→ Goal a
According to the liabilities text below, why do liabilities often have to be estimated at the balance sheet date? Answer in one to three sentences.

→ Text excerpt
Liabilities

Liabilities are essentially debts. They can be:

  • current (short term): due & payable within 1 year
  • long-term: due & payable in over 1 year

The most common liabilities are:

  • Accounts Payable: for routine expenses and inventory purchased on credit
  • Notes Payable: short- or long-term loans from banks or other lenders
  • Accrued Expenses: various current expenses, accrued to prepare financial statements; these can include accounts such as interest payable, taxes payable, wages payable, and other similar accruals at the end of the year.
  • Mortgage Notes: long term borrowing to purchase major assets; the assets purchased are also pledged as collateral
  • Bonds Payable: corporation general debt; bonds of major corporations can be purchased on a public stock exchange; bonds pay interest on a regular basis, usually twice a year; bonds may have maturity dates from 5 to 30 years, or any other time frame selected by the company and acceptable by lenders

Liabilities often have to be estimated at balance sheet date, so we can prepare financial statements.

Amortization Table

An amortization table is a calculation involving interest and regular payments, or reductions, in an account balance or debt. Costs can be amortized over several years, using an amortization table. They are usually prepared to show the progress of loan payments, especially in long-term mortgage loans. If you have a home loan, you will probably get an amortization table from your bank, showing how your payments are divided among interest, principle and other fees (escrow).

Amortization tables are relatively easy to prepare. The use of computer spreadsheet programs makes creating these tables a very simple task. One “template” can be created and used over and over for different amounts, interest rates and time frames.

Interest Calculation

Interest applies to many liabilities. Notes, bonds and mortgages all involve interest.

Interest is the fee you pay for the use of someone else’s money. The calculation is always the same.

Interest = Principle X Annual Interest Rate X Time (portion of a year)

→ Goal b
From the entries below, copy the lines starting at the line that contains "Patent image size: (727, 660)." and ending after the line that contains "The backlight structure 90 is at (77, 43).".

Data records:

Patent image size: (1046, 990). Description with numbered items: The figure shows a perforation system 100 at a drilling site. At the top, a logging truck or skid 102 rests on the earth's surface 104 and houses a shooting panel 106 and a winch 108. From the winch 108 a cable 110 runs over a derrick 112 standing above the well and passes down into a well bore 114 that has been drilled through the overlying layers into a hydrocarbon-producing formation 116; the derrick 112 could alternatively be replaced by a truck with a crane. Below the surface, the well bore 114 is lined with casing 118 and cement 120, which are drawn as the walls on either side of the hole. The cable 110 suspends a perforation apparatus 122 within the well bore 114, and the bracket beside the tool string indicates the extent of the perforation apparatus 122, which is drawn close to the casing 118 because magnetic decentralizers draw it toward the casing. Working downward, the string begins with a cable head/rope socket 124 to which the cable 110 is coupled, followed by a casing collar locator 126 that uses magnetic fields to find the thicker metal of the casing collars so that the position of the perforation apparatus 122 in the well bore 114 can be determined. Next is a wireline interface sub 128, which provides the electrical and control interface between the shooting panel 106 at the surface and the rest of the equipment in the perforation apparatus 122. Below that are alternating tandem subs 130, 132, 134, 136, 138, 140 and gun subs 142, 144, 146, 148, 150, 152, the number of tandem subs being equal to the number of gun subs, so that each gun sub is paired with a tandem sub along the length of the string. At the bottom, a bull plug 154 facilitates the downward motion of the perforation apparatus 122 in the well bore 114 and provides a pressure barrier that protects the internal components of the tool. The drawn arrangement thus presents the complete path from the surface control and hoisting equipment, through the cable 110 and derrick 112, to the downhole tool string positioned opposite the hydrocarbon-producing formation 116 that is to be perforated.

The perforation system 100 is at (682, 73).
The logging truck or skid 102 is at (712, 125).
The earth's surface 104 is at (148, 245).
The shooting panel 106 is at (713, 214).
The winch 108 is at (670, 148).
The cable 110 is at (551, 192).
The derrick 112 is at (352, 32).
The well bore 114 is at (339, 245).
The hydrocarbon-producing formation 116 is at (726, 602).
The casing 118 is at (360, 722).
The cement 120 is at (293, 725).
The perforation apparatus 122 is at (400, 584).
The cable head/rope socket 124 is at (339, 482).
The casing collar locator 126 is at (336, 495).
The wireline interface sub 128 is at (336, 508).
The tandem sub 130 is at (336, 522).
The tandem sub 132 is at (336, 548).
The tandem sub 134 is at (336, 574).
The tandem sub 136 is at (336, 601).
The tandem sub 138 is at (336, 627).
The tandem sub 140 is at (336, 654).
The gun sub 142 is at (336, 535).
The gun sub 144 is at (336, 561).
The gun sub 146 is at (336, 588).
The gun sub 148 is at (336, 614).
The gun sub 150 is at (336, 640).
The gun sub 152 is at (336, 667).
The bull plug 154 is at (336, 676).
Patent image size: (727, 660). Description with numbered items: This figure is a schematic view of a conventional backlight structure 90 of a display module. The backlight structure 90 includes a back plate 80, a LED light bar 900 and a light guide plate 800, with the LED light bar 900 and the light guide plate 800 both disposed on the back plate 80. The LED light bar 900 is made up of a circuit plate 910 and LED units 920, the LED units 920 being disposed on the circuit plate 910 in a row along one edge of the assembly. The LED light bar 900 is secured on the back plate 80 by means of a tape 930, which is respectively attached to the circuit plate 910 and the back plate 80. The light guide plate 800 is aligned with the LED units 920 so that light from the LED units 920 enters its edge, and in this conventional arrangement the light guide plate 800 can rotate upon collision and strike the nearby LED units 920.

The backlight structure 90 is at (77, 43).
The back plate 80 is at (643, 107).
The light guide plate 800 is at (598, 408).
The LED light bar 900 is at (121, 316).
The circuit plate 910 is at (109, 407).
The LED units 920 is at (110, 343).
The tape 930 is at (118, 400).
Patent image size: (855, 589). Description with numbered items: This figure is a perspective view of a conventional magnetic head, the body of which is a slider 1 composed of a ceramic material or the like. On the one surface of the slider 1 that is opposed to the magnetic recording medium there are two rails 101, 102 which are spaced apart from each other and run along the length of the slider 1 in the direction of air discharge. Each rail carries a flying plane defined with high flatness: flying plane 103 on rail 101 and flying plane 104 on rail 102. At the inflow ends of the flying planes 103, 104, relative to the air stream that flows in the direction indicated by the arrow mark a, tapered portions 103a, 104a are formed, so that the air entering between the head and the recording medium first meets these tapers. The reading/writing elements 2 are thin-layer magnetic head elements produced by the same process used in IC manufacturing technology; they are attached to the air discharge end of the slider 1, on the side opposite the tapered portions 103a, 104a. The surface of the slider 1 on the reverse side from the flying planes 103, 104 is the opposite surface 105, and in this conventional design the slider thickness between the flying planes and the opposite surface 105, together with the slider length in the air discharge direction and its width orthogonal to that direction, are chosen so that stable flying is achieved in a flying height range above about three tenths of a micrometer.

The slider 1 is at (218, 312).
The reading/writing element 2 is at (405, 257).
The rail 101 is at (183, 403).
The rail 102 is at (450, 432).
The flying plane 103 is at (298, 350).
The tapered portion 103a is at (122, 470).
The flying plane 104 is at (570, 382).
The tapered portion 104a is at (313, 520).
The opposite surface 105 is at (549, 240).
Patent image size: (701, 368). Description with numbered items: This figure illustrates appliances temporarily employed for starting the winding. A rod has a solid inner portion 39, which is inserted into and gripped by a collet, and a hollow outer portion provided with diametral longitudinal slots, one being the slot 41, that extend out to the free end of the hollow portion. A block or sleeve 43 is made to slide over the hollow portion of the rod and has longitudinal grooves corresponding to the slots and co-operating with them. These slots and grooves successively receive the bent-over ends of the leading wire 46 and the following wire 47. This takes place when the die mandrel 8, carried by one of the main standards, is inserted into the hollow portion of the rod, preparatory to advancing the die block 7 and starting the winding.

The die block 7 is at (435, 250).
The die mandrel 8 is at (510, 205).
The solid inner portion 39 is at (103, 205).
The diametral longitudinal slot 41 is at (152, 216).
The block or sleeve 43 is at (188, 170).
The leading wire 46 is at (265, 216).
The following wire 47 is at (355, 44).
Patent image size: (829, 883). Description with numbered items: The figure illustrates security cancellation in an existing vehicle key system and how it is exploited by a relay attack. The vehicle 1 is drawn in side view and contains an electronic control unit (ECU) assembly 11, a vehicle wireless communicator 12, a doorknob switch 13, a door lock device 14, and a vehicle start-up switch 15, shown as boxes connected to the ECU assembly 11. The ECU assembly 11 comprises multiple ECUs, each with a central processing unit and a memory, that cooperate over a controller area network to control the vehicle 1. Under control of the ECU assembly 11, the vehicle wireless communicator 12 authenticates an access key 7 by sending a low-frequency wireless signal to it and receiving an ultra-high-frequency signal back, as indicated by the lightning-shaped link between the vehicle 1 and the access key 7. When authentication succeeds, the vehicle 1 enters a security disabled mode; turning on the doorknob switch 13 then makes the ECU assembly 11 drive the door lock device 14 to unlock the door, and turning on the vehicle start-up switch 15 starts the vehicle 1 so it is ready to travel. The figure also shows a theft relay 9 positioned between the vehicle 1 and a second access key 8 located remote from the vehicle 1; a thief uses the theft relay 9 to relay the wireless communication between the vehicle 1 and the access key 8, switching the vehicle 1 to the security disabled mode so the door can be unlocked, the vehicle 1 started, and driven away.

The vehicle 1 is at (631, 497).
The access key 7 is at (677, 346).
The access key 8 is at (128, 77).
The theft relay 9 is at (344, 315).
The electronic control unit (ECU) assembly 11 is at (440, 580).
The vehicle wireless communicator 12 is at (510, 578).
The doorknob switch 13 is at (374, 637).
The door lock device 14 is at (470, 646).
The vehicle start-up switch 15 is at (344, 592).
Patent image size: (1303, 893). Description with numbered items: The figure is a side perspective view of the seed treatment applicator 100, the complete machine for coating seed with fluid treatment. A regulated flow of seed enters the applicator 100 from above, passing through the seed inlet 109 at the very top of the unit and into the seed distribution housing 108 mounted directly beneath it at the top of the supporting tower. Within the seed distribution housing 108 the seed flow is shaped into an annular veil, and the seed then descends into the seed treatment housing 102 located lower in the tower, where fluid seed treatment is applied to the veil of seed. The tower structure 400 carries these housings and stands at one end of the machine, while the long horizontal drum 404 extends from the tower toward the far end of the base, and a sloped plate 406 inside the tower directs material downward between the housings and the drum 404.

→ Exercise output a
Liabilities often have to be estimated at the balance sheet date so that financial statements can be prepared.

→ Exercise output b
Patent image size: (727, 660). Description with numbered items: This figure is a schematic view of a conventional backlight structure 90 of a display module. The backlight structure 90 includes a back plate 80, a LED light bar 900 and a light guide plate 800, with the LED light bar 900 and the light guide plate 800 both disposed on the back plate 80. The LED light bar 900 is made up of a circuit plate 910 and LED units 920, the LED units 920 being disposed on the circuit plate 910 in a row along one edge of the assembly. The LED light bar 900 is secured on the back plate 80 by means of a tape 930, which is respectively attached to the circuit plate 910 and the back plate 80. The light guide plate 800 is aligned with the LED units 920 so that light from the LED units 920 enters its edge, and in this conventional arrangement the light guide plate 800 can rotate upon collision and strike the nearby LED units 920.

The backlight structure 90 is at (77, 43).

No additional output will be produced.